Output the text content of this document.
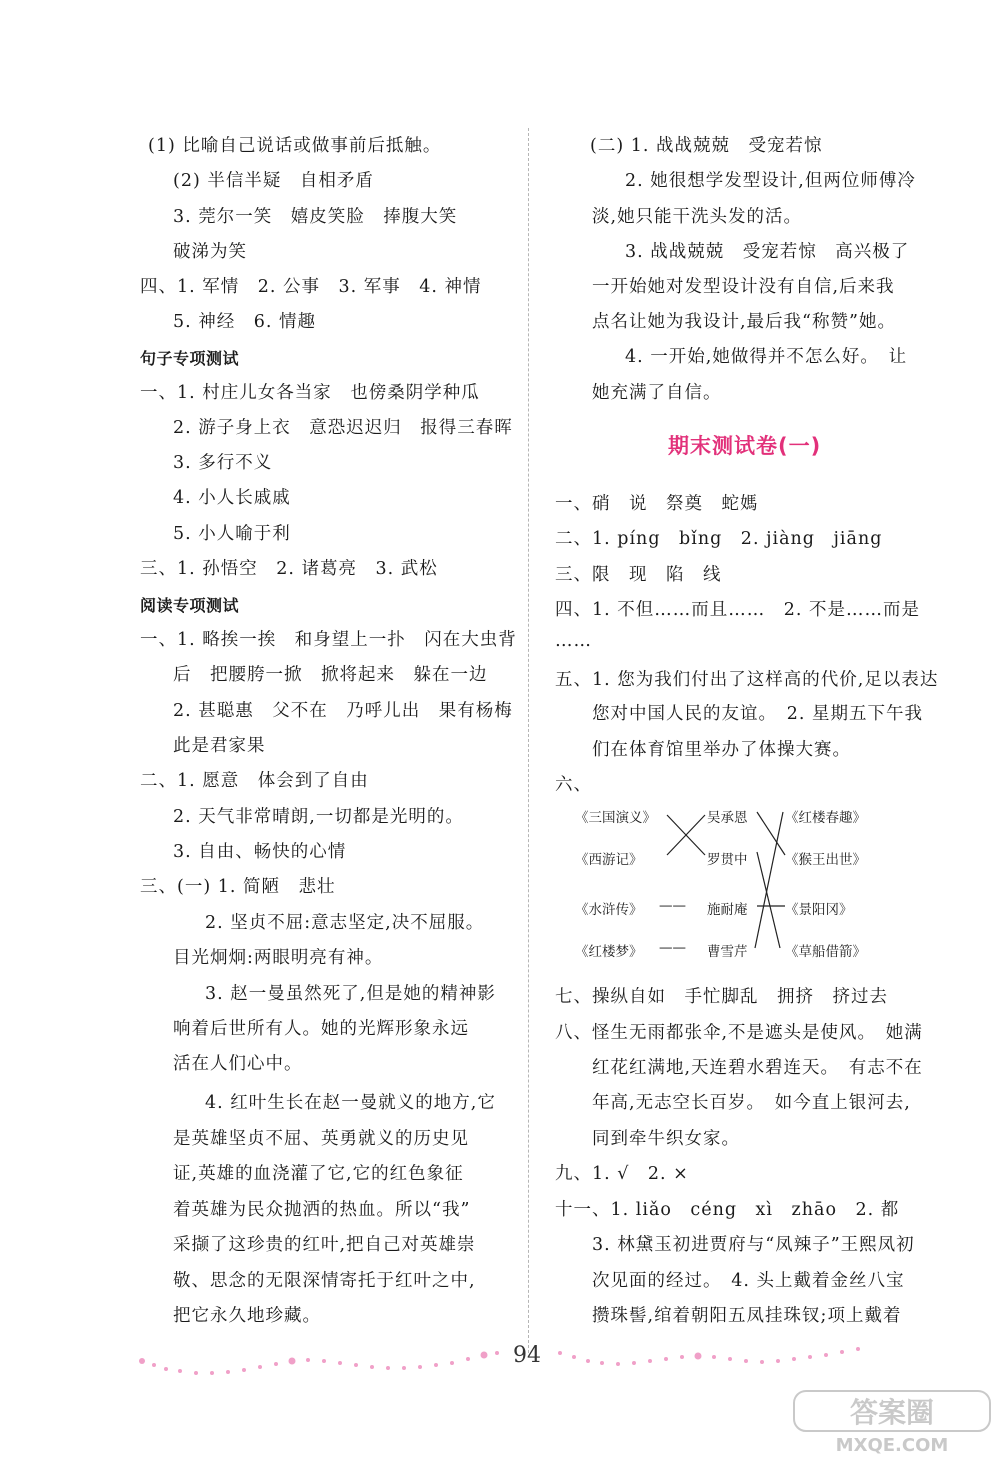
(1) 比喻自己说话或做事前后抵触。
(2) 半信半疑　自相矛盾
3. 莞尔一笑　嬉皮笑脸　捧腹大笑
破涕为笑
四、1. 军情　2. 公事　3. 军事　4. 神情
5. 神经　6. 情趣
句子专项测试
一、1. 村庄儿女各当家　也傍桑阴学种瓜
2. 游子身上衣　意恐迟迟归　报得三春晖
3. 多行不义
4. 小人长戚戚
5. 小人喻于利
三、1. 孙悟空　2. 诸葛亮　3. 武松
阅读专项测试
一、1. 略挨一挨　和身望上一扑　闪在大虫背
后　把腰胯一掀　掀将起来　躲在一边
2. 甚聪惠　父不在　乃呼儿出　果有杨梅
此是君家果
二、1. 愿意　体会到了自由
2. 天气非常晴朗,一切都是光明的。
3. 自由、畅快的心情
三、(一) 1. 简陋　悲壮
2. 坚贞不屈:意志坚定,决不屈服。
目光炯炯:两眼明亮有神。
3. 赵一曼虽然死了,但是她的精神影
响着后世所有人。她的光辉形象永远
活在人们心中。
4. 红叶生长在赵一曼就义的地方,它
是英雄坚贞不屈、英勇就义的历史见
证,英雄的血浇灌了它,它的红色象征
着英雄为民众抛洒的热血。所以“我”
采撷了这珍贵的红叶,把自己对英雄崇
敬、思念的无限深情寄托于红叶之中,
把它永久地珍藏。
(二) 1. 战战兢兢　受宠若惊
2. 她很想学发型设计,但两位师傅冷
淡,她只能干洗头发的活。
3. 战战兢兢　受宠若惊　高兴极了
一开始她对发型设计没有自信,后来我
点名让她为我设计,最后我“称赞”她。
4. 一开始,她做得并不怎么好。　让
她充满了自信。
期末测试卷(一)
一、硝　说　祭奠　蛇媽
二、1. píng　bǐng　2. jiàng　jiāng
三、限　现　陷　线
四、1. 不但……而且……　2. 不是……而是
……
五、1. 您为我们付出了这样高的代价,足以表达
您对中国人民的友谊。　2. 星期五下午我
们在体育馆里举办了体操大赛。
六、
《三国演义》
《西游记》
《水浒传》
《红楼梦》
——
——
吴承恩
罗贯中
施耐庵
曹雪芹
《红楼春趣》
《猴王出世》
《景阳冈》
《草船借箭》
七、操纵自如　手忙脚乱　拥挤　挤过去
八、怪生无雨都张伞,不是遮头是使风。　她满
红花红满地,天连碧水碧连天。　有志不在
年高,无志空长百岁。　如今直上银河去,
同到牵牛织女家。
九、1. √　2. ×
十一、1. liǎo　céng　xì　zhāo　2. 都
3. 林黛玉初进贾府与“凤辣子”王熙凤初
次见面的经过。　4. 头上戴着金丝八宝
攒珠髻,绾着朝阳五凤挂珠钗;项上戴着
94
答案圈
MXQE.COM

==

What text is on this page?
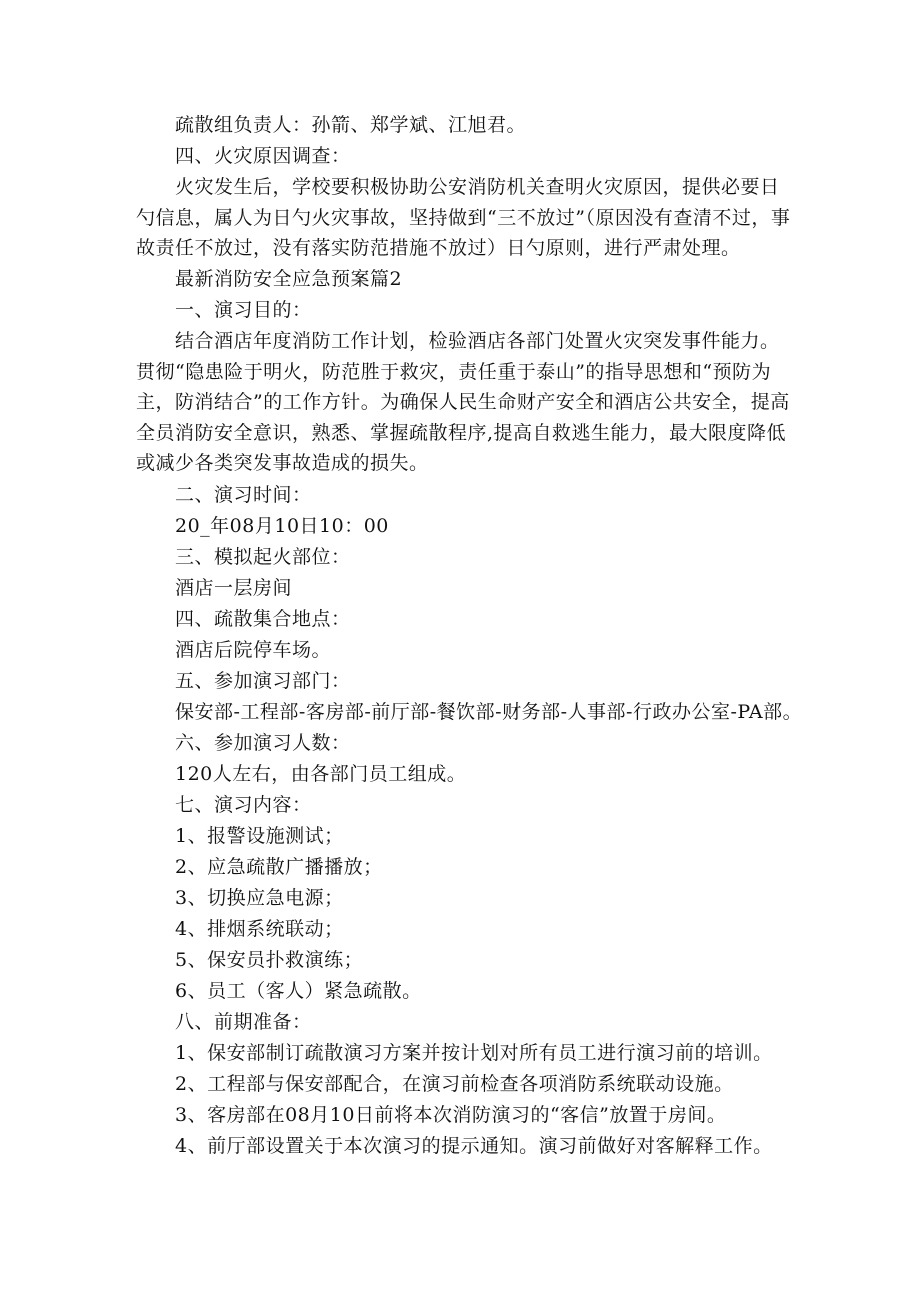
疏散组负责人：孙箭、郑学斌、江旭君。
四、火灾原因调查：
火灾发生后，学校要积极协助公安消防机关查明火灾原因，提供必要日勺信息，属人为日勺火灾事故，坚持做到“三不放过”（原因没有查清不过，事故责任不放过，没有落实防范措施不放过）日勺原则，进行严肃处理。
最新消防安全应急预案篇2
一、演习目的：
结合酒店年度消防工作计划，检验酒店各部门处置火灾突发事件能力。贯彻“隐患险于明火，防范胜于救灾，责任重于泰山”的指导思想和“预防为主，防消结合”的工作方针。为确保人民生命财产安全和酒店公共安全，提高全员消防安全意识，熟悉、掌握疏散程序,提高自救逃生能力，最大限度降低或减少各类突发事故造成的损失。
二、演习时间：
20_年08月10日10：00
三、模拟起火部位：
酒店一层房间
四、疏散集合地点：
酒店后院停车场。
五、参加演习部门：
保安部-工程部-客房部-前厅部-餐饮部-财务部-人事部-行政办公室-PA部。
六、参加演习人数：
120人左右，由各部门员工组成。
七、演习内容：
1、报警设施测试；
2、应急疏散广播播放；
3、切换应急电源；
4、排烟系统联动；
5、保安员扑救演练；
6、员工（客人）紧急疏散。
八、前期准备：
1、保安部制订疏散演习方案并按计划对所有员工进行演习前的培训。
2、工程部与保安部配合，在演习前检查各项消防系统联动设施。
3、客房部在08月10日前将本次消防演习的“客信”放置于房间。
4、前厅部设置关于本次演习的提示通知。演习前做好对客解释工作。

Exercise prompt: Using the listing above, work out how many of its lines include "text", and give only the result.

In response: 2